Collected data
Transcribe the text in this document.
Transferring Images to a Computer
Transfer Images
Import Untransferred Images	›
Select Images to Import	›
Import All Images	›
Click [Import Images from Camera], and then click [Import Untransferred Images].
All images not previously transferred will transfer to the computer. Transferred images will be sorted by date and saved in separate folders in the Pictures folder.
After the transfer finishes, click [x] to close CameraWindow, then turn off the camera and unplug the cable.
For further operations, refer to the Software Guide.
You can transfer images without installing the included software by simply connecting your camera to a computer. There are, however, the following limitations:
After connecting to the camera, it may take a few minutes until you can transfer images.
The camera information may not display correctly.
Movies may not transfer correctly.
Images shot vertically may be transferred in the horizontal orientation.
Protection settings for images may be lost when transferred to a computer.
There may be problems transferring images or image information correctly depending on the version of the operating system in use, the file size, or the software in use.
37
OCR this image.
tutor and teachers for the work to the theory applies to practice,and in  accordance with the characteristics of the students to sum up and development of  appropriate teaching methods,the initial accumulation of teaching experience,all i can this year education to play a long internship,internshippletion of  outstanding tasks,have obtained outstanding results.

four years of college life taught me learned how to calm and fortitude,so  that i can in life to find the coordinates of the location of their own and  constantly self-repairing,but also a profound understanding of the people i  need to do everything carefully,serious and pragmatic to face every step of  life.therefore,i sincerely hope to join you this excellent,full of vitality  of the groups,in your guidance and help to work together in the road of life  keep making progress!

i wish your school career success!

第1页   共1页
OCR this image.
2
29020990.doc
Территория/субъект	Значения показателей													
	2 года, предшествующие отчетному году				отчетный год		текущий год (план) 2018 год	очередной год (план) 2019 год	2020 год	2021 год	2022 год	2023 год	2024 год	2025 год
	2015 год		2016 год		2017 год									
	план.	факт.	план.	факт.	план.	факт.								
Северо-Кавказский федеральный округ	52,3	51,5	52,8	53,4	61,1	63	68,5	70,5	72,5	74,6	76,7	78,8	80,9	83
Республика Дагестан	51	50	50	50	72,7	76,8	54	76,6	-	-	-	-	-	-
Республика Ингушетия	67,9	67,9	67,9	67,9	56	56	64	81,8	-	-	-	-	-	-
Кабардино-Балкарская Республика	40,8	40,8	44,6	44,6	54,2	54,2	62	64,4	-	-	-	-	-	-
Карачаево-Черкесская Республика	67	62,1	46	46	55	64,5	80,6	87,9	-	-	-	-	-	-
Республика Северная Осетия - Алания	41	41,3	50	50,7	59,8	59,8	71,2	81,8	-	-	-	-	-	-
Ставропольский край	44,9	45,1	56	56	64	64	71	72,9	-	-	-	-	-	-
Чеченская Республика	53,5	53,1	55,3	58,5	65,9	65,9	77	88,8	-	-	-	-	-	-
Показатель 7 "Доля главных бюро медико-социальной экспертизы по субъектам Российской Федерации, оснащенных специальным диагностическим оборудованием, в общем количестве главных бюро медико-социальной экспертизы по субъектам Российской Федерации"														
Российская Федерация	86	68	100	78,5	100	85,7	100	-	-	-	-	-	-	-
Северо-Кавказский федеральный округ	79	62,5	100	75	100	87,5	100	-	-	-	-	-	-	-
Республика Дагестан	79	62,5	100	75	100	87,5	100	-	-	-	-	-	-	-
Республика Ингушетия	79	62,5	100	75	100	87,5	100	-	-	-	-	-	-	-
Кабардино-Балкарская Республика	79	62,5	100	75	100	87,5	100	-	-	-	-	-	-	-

§ **Task to complete**
Repeat all of the records above exactly as they appear.

§ **Written response**
Transcribe the text in this document.
Transferring Images to a Computer
Transfer Images
Import Untransferred Images	›
Select Images to Import	›
Import All Images	›
Click [Import Images from Camera], and then click [Import Untransferred Images].
All images not previously transferred will transfer to the computer. Transferred images will be sorted by date and saved in separate folders in the Pictures folder.
After the transfer finishes, click [x] to close CameraWindow, then turn off the camera and unplug the cable.
For further operations, refer to the Software Guide.
You can transfer images without installing the included software by simply connecting your camera to a computer. There are, however, the following limitations:
After connecting to the camera, it may take a few minutes until you can transfer images.
The camera information may not display correctly.
Movies may not transfer correctly.
Images shot vertically may be transferred in the horizontal orientation.
Protection settings for images may be lost when transferred to a computer.
There may be problems transferring images or image information correctly depending on the version of the operating system in use, the file size, or the software in use.
37
OCR this image.
tutor and teachers for the work to the theory applies to practice,and in  accordance with the characteristics of the students to sum up and development of  appropriate teaching methods,the initial accumulation of teaching experience,all i can this year education to play a long internship,internshippletion of  outstanding tasks,have obtained outstanding results.

four years of college life taught me learned how to calm and fortitude,so  that i can in life to find the coordinates of the location of their own and  constantly self-repairing,but also a profound understanding of the people i  need to do everything carefully,serious and pragmatic to face every step of  life.therefore,i sincerely hope to join you this excellent,full of vitality  of the groups,in your guidance and help to work together in the road of life  keep making progress!

i wish your school career success!

第1页   共1页
OCR this image.
2
29020990.doc
Территория/субъект	Значения показателей													
	2 года, предшествующие отчетному году				отчетный год		текущий год (план) 2018 год	очередной год (план) 2019 год	2020 год	2021 год	2022 год	2023 год	2024 год	2025 год
	2015 год		2016 год		2017 год									
	план.	факт.	план.	факт.	план.	факт.								
Северо-Кавказский федеральный округ	52,3	51,5	52,8	53,4	61,1	63	68,5	70,5	72,5	74,6	76,7	78,8	80,9	83
Республика Дагестан	51	50	50	50	72,7	76,8	54	76,6	-	-	-	-	-	-
Республика Ингушетия	67,9	67,9	67,9	67,9	56	56	64	81,8	-	-	-	-	-	-
Кабардино-Балкарская Республика	40,8	40,8	44,6	44,6	54,2	54,2	62	64,4	-	-	-	-	-	-
Карачаево-Черкесская Республика	67	62,1	46	46	55	64,5	80,6	87,9	-	-	-	-	-	-
Республика Северная Осетия - Алания	41	41,3	50	50,7	59,8	59,8	71,2	81,8	-	-	-	-	-	-
Ставропольский край	44,9	45,1	56	56	64	64	71	72,9	-	-	-	-	-	-
Чеченская Республика	53,5	53,1	55,3	58,5	65,9	65,9	77	88,8	-	-	-	-	-	-
Показатель 7 "Доля главных бюро медико-социальной экспертизы по субъектам Российской Федерации, оснащенных специальным диагностическим оборудованием, в общем количестве главных бюро медико-социальной экспертизы по субъектам Российской Федерации"														
Российская Федерация	86	68	100	78,5	100	85,7	100	-	-	-	-	-	-	-
Северо-Кавказский федеральный округ	79	62,5	100	75	100	87,5	100	-	-	-	-	-	-	-
Республика Дагестан	79	62,5	100	75	100	87,5	100	-	-	-	-	-	-	-
Республика Ингушетия	79	62,5	100	75	100	87,5	100	-	-	-	-	-	-	-
Кабардино-Балкарская Республика	79	62,5	100	75	100	87,5	100	-	-	-	-	-	-	-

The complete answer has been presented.